Exercise requirements => Filter this material down to the lines that hold "ylabel", copying each one.

Given information =>
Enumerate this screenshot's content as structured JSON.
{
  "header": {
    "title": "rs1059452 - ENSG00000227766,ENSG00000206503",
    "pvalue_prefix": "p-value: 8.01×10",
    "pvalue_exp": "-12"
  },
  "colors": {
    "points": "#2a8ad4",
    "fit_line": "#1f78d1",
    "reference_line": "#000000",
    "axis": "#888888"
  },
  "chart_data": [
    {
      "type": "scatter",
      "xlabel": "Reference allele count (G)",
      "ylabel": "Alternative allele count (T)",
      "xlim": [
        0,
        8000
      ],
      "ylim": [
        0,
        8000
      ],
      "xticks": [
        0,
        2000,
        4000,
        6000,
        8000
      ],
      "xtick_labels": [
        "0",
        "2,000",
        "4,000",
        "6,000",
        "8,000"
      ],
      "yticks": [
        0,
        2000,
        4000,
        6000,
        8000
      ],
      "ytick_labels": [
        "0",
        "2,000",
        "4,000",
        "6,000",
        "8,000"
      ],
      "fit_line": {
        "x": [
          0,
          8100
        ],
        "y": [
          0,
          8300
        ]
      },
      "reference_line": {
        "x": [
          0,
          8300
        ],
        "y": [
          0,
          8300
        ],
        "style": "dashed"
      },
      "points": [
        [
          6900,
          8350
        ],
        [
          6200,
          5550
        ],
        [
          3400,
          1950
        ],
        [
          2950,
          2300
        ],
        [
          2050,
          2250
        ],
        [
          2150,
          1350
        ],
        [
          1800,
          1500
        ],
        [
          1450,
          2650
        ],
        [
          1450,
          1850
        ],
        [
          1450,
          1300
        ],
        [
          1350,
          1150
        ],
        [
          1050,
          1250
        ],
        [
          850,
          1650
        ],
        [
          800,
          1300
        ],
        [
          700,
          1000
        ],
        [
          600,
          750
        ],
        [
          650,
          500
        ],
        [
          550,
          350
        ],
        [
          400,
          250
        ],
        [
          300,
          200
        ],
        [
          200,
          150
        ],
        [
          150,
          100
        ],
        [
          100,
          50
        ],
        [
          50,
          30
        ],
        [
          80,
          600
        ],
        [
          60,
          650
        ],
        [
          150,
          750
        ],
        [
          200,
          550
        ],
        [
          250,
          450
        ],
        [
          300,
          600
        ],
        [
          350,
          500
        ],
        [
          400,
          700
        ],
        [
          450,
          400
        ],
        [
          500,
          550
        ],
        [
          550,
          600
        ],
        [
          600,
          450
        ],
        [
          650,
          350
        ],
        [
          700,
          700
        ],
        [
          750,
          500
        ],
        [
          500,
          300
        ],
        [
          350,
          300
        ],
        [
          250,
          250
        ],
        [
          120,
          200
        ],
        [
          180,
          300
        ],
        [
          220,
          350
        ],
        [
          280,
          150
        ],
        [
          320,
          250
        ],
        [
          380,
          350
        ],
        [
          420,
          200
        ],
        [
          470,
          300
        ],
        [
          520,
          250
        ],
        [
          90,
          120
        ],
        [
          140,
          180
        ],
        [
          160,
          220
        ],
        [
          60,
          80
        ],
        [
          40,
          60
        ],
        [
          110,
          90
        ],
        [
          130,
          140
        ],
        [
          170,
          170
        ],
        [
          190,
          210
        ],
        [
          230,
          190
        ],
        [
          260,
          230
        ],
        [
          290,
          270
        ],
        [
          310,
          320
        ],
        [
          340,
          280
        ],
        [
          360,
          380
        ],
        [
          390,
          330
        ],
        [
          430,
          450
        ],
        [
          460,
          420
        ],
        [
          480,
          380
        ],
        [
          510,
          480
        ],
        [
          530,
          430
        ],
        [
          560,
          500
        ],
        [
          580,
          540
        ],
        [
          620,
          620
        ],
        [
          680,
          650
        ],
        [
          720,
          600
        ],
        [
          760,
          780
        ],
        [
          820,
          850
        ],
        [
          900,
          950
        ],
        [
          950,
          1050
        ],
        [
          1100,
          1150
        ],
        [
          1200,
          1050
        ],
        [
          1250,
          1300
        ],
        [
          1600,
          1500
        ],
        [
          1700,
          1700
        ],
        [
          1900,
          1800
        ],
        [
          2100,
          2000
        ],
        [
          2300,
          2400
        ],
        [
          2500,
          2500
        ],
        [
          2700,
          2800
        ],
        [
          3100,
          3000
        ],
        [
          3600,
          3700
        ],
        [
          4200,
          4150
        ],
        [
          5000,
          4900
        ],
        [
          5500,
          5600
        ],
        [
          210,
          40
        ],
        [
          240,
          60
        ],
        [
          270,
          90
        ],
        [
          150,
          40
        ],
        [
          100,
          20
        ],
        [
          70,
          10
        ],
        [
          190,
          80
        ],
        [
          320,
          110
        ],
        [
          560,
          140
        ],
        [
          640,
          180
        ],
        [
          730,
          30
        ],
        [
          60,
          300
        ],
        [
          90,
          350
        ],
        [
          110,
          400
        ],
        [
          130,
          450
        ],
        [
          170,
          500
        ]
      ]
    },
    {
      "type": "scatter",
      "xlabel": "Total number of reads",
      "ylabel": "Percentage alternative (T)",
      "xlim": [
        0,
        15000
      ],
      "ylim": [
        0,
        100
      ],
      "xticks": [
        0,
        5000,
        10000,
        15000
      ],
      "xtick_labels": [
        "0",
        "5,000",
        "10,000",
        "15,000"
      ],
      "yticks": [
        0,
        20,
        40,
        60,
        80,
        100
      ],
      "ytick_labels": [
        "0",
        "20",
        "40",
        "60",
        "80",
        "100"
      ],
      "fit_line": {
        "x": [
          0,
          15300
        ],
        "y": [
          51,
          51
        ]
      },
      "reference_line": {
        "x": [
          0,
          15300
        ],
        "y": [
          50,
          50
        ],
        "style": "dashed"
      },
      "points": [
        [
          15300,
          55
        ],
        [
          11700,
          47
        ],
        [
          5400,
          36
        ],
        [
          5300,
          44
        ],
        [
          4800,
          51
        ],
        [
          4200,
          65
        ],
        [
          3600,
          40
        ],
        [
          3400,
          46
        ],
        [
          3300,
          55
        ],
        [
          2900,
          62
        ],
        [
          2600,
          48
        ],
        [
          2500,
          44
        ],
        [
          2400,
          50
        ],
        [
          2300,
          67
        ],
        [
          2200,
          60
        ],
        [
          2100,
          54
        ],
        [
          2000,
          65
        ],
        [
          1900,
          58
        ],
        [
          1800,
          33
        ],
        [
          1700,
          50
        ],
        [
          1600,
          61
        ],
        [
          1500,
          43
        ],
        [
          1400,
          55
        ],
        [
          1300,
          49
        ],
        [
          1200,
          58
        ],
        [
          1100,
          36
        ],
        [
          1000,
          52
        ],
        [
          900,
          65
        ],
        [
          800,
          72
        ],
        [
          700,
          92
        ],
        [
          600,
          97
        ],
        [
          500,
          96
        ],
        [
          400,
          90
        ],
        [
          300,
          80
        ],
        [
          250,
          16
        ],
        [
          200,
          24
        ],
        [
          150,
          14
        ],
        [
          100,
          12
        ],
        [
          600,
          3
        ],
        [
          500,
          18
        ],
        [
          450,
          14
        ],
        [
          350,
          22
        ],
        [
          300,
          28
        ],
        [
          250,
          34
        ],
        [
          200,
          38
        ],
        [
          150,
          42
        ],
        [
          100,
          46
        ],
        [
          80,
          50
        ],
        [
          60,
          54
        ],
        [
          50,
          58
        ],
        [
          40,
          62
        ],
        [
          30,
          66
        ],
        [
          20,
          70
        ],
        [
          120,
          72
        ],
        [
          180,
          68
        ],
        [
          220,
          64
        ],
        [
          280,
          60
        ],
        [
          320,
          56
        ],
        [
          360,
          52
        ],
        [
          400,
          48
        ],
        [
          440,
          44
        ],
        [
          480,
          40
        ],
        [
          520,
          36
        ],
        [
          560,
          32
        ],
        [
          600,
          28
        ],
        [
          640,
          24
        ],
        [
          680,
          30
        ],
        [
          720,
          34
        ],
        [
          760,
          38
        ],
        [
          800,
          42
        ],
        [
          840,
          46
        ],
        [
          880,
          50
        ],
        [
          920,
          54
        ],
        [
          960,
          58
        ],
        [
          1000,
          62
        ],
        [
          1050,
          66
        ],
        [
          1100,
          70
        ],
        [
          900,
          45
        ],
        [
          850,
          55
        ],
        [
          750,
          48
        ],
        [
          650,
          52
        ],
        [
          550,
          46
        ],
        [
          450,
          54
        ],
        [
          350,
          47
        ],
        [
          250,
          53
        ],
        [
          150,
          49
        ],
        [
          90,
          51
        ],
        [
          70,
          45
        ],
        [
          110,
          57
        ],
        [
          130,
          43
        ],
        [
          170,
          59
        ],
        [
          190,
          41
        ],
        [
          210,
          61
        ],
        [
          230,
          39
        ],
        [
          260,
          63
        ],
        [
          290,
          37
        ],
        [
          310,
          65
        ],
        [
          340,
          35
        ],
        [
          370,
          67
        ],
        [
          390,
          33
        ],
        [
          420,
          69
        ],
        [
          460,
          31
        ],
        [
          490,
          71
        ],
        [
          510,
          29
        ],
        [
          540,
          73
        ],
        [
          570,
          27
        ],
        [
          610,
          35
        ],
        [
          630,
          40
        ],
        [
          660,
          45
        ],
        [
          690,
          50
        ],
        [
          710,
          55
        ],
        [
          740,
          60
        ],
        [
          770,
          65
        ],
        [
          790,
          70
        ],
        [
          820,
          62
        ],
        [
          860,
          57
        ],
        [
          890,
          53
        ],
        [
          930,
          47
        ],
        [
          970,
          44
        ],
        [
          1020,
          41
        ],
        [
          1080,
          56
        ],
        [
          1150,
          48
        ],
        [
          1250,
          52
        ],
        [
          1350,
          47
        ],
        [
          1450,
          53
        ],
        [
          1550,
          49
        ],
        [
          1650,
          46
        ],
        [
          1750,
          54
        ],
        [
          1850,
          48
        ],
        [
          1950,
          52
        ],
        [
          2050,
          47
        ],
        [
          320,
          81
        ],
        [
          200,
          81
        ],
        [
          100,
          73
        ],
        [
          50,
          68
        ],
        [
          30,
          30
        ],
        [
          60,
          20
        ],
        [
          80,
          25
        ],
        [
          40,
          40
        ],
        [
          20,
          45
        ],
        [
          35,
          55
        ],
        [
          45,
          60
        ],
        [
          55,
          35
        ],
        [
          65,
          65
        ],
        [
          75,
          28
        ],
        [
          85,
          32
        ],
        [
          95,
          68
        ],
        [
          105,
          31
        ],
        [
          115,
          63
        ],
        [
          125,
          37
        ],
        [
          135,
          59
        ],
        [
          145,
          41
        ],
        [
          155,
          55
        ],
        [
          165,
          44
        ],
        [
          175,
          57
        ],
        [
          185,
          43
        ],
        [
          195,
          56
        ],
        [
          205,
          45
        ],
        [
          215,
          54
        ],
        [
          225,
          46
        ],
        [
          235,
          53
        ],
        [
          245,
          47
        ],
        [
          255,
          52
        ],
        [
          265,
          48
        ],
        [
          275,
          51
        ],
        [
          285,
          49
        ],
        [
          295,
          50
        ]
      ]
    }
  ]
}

The solution =>
      "ylabel": "Alternative allele count (T)",
      "ylabel": "Percentage alternative (T)",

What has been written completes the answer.